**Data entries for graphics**

• • •

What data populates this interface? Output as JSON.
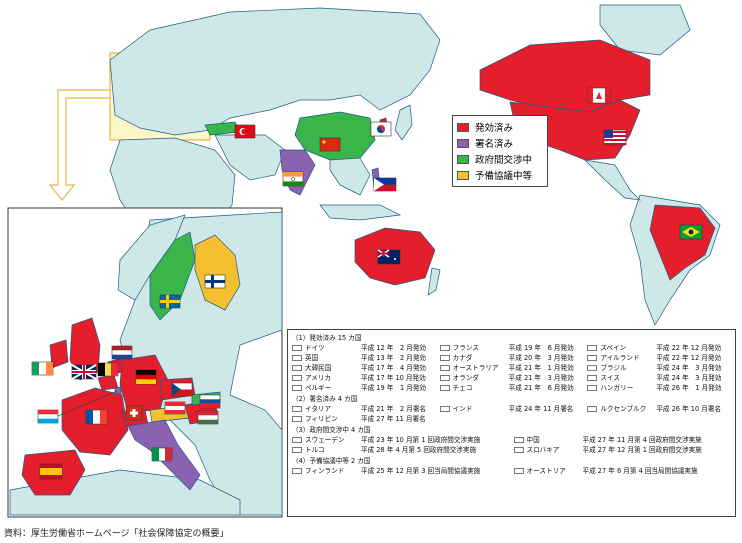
{
  "legend": [
    {
      "label": "発効済み",
      "color": "#e41e2b"
    },
    {
      "label": "署名済み",
      "color": "#8a62b0"
    },
    {
      "label": "政府間交渉中",
      "color": "#3ab54a"
    },
    {
      "label": "予備協議中等",
      "color": "#f5c030"
    }
  ],
  "sections": [
    {
      "title": "（1）発効済み 15 カ国",
      "cols": 3,
      "entries": [
        {
          "name": "ドイツ",
          "date": "平成 12 年　2 月発効"
        },
        {
          "name": "英国",
          "date": "平成 13 年　2 月発効"
        },
        {
          "name": "大韓民国",
          "date": "平成 17 年　4 月発効"
        },
        {
          "name": "アメリカ",
          "date": "平成 17 年 10 月発効"
        },
        {
          "name": "ベルギー",
          "date": "平成 19 年　1 月発効"
        },
        {
          "name": "フランス",
          "date": "平成 19 年　6 月発効"
        },
        {
          "name": "カナダ",
          "date": "平成 20 年　3 月発効"
        },
        {
          "name": "オーストラリア",
          "date": "平成 21 年　1 月発効"
        },
        {
          "name": "オランダ",
          "date": "平成 21 年　3 月発効"
        },
        {
          "name": "チェコ",
          "date": "平成 21 年　6 月発効"
        },
        {
          "name": "スペイン",
          "date": "平成 22 年 12 月発効"
        },
        {
          "name": "アイルランド",
          "date": "平成 22 年 12 月発効"
        },
        {
          "name": "ブラジル",
          "date": "平成 24 年　3 月発効"
        },
        {
          "name": "スイス",
          "date": "平成 24 年　3 月発効"
        },
        {
          "name": "ハンガリー",
          "date": "平成 26 年　1 月発効"
        }
      ]
    },
    {
      "title": "（2）署名済み 4 カ国",
      "cols": 3,
      "entries": [
        {
          "name": "イタリア",
          "date": "平成 21 年　2 月署名"
        },
        {
          "name": "フィリピン",
          "date": "平成 27 年 11 月署名"
        },
        {
          "name": "インド",
          "date": "平成 24 年 11 月署名"
        },
        {
          "name": "",
          "date": ""
        },
        {
          "name": "ルクセンブルク",
          "date": "平成 26 年 10 月署名"
        },
        {
          "name": "",
          "date": ""
        }
      ]
    },
    {
      "title": "（3）政府間交渉中 4 カ国",
      "cols": 2,
      "entries": [
        {
          "name": "スウェーデン",
          "date": "平成 23 年 10 月第 1 回政府間交渉実施"
        },
        {
          "name": "トルコ",
          "date": "平成 28 年 4 月第 5 回政府間交渉実施"
        },
        {
          "name": "中国",
          "date": "平成 27 年 11 月第 4 回政府間交渉実施"
        },
        {
          "name": "スロバキア",
          "date": "平成 27 年 12 月第 1 回政府間交渉実施"
        }
      ]
    },
    {
      "title": "（4）予備協議中等 2 カ国",
      "cols": 2,
      "entries": [
        {
          "name": "フィンランド",
          "date": "平成 25 年 12 月第 3 回当局間協議実施"
        },
        {
          "name": "オーストリア",
          "date": "平成 27 年 6 月第 4 回当局間協議実施"
        }
      ]
    }
  ],
  "source": "資料：厚生労働省ホームページ「社会保障協定の概要」",
  "colors": {
    "ocean": "#ffffff",
    "land": "#cde8e6",
    "border": "#1e5b88",
    "highlight_box": "#fbf6c8"
  },
  "flags": [
    "canada-flag",
    "usa-flag",
    "turkey-flag",
    "korea-flag",
    "china-flag",
    "india-flag",
    "philippines-flag",
    "australia-flag",
    "brazil-flag",
    "uk-flag",
    "ireland-flag",
    "germany-flag",
    "netherlands-flag",
    "belgium-flag",
    "luxembourg-flag",
    "france-flag",
    "switzerland-flag",
    "spain-flag",
    "italy-flag",
    "czech-flag",
    "slovakia-flag",
    "hungary-flag",
    "austria-flag",
    "sweden-flag",
    "finland-flag"
  ]
}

• • •

**EXERCISE TASK**
Would you set down the listing exactly, omitting pictures?

**OUTPUT OF THE EXERCISE**
What data populates this interface? Output as JSON.
{
  "legend": [
    {
      "label": "発効済み",
      "color": "#e41e2b"
    },
    {
      "label": "署名済み",
      "color": "#8a62b0"
    },
    {
      "label": "政府間交渉中",
      "color": "#3ab54a"
    },
    {
      "label": "予備協議中等",
      "color": "#f5c030"
    }
  ],
  "sections": [
    {
      "title": "（1）発効済み 15 カ国",
      "cols": 3,
      "entries": [
        {
          "name": "ドイツ",
          "date": "平成 12 年　2 月発効"
        },
        {
          "name": "英国",
          "date": "平成 13 年　2 月発効"
        },
        {
          "name": "大韓民国",
          "date": "平成 17 年　4 月発効"
        },
        {
          "name": "アメリカ",
          "date": "平成 17 年 10 月発効"
        },
        {
          "name": "ベルギー",
          "date": "平成 19 年　1 月発効"
        },
        {
          "name": "フランス",
          "date": "平成 19 年　6 月発効"
        },
        {
          "name": "カナダ",
          "date": "平成 20 年　3 月発効"
        },
        {
          "name": "オーストラリア",
          "date": "平成 21 年　1 月発効"
        },
        {
          "name": "オランダ",
          "date": "平成 21 年　3 月発効"
        },
        {
          "name": "チェコ",
          "date": "平成 21 年　6 月発効"
        },
        {
          "name": "スペイン",
          "date": "平成 22 年 12 月発効"
        },
        {
          "name": "アイルランド",
          "date": "平成 22 年 12 月発効"
        },
        {
          "name": "ブラジル",
          "date": "平成 24 年　3 月発効"
        },
        {
          "name": "スイス",
          "date": "平成 24 年　3 月発効"
        },
        {
          "name": "ハンガリー",
          "date": "平成 26 年　1 月発効"
        }
      ]
    },
    {
      "title": "（2）署名済み 4 カ国",
      "cols": 3,
      "entries": [
        {
          "name": "イタリア",
          "date": "平成 21 年　2 月署名"
        },
        {
          "name": "フィリピン",
          "date": "平成 27 年 11 月署名"
        },
        {
          "name": "インド",
          "date": "平成 24 年 11 月署名"
        },
        {
          "name": "",
          "date": ""
        },
        {
          "name": "ルクセンブルク",
          "date": "平成 26 年 10 月署名"
        },
        {
          "name": "",
          "date": ""
        }
      ]
    },
    {
      "title": "（3）政府間交渉中 4 カ国",
      "cols": 2,
      "entries": [
        {
          "name": "スウェーデン",
          "date": "平成 23 年 10 月第 1 回政府間交渉実施"
        },
        {
          "name": "トルコ",
          "date": "平成 28 年 4 月第 5 回政府間交渉実施"
        },
        {
          "name": "中国",
          "date": "平成 27 年 11 月第 4 回政府間交渉実施"
        },
        {
          "name": "スロバキア",
          "date": "平成 27 年 12 月第 1 回政府間交渉実施"
        }
      ]
    },
    {
      "title": "（4）予備協議中等 2 カ国",
      "cols": 2,
      "entries": [
        {
          "name": "フィンランド",
          "date": "平成 25 年 12 月第 3 回当局間協議実施"
        },
        {
          "name": "オーストリア",
          "date": "平成 27 年 6 月第 4 回当局間協議実施"
        }
      ]
    }
  ],
  "source": "資料：厚生労働省ホームページ「社会保障協定の概要」",
  "colors": {
    "ocean": "#ffffff",
    "land": "#cde8e6",
    "border": "#1e5b88",
    "highlight_box": "#fbf6c8"
  },
  "flags": [
    "canada-flag",
    "usa-flag",
    "turkey-flag",
    "korea-flag",
    "china-flag",
    "india-flag",
    "philippines-flag",
    "australia-flag",
    "brazil-flag",
    "uk-flag",
    "ireland-flag",
    "germany-flag",
    "netherlands-flag",
    "belgium-flag",
    "luxembourg-flag",
    "france-flag",
    "switzerland-flag",
    "spain-flag",
    "italy-flag",
    "czech-flag",
    "slovakia-flag",
    "hungary-flag",
    "austria-flag",
    "sweden-flag",
    "finland-flag"
  ]
}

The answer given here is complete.